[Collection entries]
-*-
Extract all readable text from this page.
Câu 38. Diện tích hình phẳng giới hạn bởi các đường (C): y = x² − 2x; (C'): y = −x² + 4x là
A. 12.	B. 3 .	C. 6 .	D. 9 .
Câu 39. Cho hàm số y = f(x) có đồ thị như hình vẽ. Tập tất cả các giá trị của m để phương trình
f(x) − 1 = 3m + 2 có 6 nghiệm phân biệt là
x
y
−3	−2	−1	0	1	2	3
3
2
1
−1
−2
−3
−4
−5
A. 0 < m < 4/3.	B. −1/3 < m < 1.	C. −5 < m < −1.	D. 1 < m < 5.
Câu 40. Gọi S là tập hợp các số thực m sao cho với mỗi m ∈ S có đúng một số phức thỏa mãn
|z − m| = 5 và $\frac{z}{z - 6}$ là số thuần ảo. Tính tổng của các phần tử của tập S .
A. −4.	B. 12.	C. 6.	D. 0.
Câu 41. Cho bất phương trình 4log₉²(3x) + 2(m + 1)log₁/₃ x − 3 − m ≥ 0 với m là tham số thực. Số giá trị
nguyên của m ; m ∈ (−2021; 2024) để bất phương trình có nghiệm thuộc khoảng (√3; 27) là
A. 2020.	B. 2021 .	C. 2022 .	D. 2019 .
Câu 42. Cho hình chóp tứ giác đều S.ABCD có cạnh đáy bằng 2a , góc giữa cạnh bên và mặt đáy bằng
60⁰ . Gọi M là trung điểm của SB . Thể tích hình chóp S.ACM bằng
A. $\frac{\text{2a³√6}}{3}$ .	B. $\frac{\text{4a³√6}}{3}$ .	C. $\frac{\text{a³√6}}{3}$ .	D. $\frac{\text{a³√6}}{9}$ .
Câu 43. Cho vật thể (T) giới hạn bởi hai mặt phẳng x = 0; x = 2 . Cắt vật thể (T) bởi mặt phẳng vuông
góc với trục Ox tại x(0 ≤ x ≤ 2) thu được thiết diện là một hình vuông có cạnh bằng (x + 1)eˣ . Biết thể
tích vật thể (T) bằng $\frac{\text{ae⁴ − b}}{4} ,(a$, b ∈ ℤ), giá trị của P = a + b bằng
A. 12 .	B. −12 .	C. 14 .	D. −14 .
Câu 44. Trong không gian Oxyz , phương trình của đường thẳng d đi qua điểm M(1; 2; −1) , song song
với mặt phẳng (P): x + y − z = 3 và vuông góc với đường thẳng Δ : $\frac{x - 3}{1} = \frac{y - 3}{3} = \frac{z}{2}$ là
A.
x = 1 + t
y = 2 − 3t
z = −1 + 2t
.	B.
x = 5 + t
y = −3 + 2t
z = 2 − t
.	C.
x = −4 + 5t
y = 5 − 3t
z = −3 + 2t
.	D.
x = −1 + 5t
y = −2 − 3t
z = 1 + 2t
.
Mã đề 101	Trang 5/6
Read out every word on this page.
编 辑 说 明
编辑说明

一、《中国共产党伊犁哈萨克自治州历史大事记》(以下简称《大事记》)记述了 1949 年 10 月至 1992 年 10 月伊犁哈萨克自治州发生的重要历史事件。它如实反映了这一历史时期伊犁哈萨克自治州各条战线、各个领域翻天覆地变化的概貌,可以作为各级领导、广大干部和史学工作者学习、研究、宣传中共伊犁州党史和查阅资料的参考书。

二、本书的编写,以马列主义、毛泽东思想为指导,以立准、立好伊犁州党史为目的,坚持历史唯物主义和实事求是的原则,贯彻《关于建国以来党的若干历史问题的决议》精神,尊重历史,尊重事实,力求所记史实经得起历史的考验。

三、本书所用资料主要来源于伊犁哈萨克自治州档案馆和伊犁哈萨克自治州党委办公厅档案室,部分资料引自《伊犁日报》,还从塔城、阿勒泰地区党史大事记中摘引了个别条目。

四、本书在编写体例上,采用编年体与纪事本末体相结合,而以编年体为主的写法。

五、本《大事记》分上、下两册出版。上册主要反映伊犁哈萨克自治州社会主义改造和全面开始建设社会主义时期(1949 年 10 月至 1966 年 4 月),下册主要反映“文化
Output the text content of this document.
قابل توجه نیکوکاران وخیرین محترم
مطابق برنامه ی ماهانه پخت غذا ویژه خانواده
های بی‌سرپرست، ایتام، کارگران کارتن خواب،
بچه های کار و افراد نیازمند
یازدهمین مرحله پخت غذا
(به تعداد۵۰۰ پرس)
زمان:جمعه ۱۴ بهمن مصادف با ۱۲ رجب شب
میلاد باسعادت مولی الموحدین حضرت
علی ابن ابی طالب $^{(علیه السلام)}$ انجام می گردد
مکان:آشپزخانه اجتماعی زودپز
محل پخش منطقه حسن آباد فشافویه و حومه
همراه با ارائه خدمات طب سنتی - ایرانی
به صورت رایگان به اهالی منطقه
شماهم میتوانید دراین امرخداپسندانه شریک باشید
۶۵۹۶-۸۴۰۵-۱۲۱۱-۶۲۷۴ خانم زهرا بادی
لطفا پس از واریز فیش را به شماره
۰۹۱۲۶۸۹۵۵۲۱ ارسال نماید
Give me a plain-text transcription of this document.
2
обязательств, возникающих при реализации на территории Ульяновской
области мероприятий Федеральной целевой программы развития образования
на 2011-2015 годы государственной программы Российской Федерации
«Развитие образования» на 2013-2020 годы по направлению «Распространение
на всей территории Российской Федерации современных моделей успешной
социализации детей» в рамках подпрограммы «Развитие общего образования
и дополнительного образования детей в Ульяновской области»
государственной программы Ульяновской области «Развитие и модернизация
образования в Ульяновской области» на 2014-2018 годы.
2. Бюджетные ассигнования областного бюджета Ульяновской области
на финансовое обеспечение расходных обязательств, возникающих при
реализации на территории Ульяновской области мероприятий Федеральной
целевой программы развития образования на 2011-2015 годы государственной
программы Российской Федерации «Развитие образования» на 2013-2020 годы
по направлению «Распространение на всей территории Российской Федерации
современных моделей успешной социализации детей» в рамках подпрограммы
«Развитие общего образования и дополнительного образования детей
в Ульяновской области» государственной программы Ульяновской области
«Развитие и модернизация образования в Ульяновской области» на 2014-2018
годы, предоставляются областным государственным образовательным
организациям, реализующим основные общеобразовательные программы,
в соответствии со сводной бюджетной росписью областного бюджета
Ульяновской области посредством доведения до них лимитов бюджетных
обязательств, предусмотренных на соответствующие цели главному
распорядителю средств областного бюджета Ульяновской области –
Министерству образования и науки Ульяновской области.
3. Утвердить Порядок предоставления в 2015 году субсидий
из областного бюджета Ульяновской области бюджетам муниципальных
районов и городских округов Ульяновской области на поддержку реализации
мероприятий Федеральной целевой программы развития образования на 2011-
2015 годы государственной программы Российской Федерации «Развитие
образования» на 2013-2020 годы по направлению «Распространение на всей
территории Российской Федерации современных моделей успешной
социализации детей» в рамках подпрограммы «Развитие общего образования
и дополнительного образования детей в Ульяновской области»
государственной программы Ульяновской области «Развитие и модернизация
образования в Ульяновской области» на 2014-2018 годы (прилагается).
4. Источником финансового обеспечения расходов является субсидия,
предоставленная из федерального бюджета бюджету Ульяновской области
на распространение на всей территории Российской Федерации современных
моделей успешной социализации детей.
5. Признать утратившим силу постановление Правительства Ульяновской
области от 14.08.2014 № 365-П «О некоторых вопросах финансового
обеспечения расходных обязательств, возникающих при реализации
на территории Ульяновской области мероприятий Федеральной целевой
-*-
Find every line that holds "детей" and copy it.

▸ RESULT
социализации детей» в рамках подпрограммы «Развитие общего образования
и дополнительного образования детей в Ульяновской области»
современных моделей успешной социализации детей» в рамках подпрограммы
«Развитие общего образования и дополнительного образования детей
социализации детей» в рамках подпрограммы «Развитие общего образования
и дополнительного образования детей в Ульяновской области»
моделей успешной социализации детей.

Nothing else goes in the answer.